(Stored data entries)
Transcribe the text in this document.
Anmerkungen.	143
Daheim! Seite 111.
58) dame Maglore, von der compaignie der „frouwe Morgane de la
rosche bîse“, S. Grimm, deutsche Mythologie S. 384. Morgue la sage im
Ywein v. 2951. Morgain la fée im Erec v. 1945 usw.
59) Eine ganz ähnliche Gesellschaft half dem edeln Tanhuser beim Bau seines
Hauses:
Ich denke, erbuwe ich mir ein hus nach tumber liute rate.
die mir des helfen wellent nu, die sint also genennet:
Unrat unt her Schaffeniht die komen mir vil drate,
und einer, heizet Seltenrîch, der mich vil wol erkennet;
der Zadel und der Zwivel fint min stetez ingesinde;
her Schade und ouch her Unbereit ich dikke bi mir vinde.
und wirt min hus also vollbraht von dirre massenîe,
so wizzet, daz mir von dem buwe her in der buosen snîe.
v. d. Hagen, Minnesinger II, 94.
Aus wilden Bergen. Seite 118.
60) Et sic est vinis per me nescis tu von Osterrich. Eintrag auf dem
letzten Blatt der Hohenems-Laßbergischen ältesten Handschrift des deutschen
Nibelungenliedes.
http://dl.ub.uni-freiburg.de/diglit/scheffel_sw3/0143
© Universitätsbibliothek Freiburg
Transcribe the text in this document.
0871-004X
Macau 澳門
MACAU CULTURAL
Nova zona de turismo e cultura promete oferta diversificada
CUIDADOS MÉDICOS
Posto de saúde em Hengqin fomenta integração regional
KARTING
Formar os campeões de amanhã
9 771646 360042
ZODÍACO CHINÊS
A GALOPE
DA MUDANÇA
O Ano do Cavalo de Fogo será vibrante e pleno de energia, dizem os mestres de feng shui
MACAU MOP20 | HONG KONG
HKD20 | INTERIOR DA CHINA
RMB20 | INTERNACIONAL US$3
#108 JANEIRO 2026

→ **What needs to be done**
Gather each line holding the string "also".

→ **Solution for this problem**
die mir des helfen wellent nu, die sint also genennet:
und wirt min hus also vollbraht von dirre massenîe,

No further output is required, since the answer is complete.